■ Given task
The answer should be a single number: how many lines of the entries below hold the word "Social".

:: Dataset entries ::

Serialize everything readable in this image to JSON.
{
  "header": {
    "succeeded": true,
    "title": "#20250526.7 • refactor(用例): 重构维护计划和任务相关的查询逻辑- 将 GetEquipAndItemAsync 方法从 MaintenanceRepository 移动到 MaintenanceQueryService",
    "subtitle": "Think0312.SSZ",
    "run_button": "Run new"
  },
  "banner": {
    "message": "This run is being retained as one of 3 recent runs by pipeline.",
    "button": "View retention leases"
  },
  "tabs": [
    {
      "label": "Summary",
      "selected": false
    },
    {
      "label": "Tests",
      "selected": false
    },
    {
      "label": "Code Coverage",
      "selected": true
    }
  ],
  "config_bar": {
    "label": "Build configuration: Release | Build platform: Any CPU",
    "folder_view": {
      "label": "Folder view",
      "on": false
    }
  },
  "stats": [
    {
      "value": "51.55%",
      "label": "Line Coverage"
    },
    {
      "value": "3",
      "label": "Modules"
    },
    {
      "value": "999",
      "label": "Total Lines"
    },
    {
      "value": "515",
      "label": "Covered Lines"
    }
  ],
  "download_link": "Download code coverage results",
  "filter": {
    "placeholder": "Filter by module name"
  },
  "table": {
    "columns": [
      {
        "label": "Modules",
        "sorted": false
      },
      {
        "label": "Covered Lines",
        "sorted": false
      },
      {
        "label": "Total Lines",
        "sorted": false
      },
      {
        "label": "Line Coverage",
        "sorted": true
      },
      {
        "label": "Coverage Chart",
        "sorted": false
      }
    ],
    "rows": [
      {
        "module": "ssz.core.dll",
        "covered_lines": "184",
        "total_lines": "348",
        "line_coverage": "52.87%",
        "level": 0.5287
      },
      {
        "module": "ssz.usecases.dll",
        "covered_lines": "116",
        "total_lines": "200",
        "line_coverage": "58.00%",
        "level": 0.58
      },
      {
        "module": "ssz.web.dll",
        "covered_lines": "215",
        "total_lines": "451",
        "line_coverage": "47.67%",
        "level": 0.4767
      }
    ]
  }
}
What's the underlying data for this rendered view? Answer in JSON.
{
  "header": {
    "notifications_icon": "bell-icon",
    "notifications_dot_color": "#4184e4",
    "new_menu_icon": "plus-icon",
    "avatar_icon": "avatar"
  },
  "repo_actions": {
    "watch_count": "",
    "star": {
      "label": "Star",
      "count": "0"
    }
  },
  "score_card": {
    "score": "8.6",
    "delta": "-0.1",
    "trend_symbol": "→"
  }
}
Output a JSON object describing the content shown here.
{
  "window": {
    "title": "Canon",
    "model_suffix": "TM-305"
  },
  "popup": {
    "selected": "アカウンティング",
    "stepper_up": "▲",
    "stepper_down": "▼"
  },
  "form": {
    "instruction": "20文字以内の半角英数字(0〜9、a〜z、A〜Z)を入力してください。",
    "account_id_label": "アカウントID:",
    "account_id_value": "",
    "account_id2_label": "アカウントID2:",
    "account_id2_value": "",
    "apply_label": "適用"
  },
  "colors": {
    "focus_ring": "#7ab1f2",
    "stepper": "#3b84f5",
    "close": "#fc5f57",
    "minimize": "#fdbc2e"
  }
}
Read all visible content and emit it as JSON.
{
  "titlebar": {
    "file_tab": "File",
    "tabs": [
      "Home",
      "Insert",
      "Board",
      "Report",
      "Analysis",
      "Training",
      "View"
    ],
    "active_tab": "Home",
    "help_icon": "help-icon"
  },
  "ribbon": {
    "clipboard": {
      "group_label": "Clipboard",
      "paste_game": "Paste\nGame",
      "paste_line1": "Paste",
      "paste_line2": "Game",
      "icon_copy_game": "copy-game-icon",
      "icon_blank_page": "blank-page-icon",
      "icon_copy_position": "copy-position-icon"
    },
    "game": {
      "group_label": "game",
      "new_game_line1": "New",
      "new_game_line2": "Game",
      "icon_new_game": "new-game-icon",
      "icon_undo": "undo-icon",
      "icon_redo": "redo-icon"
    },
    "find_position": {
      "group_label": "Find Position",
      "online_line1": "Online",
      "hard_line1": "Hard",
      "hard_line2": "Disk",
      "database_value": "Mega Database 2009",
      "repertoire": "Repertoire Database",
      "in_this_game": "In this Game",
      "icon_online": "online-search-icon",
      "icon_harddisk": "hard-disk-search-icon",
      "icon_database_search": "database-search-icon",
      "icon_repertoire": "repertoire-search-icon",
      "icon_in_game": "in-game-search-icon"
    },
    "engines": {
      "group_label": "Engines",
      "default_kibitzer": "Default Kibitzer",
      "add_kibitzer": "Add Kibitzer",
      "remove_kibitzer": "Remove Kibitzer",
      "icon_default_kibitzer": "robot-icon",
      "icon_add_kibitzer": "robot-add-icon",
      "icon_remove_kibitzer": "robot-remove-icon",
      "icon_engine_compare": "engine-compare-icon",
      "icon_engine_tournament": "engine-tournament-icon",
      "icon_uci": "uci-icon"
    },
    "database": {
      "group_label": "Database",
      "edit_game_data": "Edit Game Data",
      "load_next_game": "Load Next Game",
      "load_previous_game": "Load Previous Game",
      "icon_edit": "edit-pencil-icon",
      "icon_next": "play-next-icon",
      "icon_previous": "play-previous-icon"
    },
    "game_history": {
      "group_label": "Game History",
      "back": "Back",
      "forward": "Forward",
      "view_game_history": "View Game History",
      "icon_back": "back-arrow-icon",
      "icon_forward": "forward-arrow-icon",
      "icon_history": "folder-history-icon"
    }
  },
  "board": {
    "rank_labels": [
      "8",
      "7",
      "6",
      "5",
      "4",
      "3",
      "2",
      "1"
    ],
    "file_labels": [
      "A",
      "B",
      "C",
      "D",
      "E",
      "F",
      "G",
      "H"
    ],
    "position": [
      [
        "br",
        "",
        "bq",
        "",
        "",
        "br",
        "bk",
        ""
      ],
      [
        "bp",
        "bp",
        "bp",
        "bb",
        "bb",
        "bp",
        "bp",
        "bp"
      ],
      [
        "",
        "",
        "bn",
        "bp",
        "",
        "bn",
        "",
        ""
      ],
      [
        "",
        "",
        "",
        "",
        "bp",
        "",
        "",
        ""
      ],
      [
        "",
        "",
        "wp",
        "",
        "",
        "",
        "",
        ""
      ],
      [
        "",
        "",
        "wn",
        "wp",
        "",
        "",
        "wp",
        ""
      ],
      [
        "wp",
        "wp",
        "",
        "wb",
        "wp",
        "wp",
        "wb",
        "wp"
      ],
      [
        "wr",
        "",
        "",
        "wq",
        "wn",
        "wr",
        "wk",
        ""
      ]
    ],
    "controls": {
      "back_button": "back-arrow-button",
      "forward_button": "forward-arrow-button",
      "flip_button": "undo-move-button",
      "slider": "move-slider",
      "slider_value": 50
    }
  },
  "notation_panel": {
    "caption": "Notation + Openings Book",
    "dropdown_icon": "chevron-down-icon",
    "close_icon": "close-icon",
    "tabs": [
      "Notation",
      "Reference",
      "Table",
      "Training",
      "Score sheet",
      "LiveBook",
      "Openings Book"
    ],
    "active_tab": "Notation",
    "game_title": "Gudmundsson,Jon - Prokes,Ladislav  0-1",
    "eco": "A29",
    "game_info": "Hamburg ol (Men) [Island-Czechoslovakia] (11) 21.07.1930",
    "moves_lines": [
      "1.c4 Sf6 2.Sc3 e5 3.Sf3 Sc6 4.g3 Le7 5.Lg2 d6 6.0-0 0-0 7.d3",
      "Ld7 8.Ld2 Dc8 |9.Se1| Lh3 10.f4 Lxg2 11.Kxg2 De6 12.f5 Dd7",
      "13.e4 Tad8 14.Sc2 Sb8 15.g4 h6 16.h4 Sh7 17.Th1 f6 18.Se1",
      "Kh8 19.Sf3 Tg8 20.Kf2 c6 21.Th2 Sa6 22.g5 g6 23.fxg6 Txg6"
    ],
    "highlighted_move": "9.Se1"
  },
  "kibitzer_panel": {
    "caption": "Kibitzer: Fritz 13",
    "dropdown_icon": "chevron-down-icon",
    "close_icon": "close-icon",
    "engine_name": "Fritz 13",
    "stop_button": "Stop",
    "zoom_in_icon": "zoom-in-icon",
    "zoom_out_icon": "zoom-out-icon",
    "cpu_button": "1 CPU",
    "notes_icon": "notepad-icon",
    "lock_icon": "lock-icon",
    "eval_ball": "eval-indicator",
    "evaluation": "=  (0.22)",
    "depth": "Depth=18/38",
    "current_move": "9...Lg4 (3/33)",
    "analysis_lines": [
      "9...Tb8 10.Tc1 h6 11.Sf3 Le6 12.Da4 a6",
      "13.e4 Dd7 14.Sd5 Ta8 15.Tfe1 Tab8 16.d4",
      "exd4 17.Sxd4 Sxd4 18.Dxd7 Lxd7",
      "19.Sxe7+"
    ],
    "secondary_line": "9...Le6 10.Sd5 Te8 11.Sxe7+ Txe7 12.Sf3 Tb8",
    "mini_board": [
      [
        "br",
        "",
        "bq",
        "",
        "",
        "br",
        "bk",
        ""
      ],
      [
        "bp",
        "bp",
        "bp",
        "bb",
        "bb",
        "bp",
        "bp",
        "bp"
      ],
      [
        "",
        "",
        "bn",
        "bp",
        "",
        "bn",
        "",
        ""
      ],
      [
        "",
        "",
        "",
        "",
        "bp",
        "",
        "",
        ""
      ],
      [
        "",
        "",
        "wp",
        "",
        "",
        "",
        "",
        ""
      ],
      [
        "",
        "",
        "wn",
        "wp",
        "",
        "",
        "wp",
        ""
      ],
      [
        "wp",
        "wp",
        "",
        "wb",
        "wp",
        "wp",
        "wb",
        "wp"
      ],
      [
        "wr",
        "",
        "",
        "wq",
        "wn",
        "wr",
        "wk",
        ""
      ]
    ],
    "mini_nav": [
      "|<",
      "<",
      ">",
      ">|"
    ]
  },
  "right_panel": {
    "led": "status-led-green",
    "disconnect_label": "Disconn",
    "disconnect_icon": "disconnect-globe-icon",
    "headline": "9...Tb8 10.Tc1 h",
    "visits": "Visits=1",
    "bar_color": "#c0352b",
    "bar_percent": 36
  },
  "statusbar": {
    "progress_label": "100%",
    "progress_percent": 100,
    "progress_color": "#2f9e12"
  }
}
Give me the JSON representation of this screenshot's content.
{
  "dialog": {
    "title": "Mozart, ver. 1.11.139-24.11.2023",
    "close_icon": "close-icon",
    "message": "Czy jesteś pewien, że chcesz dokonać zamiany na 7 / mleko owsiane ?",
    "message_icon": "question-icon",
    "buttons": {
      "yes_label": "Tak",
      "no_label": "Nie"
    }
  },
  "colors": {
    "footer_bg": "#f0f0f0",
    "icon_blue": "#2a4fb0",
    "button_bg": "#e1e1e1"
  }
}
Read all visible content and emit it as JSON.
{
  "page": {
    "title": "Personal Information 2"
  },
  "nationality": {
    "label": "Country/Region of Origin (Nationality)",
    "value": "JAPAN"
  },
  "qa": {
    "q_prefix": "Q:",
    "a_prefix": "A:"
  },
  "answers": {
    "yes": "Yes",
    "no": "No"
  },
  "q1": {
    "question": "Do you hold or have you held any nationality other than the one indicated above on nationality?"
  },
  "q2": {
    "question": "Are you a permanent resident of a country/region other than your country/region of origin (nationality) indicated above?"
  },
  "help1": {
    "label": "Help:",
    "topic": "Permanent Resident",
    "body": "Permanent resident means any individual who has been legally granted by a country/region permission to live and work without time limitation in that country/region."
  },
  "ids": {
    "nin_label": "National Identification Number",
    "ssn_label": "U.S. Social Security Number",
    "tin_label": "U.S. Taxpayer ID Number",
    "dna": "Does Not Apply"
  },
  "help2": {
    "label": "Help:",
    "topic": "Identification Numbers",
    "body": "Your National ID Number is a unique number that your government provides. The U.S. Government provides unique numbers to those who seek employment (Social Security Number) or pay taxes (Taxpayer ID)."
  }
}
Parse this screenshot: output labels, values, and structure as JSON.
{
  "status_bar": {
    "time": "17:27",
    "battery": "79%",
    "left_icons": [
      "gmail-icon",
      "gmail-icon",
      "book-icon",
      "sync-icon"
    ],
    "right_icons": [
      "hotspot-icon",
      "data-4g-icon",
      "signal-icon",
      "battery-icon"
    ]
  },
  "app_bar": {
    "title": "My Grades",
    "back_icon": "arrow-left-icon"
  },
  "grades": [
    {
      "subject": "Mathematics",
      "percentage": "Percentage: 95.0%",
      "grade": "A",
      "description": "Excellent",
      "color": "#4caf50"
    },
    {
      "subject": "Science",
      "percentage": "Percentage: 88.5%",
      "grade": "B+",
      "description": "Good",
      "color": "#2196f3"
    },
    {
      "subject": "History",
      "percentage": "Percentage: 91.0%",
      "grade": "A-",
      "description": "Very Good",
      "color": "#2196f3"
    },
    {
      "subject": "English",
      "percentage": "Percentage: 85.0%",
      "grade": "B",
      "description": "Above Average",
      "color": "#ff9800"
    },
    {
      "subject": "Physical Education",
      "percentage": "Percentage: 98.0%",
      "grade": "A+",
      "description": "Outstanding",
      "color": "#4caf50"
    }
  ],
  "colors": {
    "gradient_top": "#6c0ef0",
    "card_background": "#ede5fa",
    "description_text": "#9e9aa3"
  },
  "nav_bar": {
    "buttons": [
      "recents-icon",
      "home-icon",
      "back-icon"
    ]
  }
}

:::

■ Result of this task
2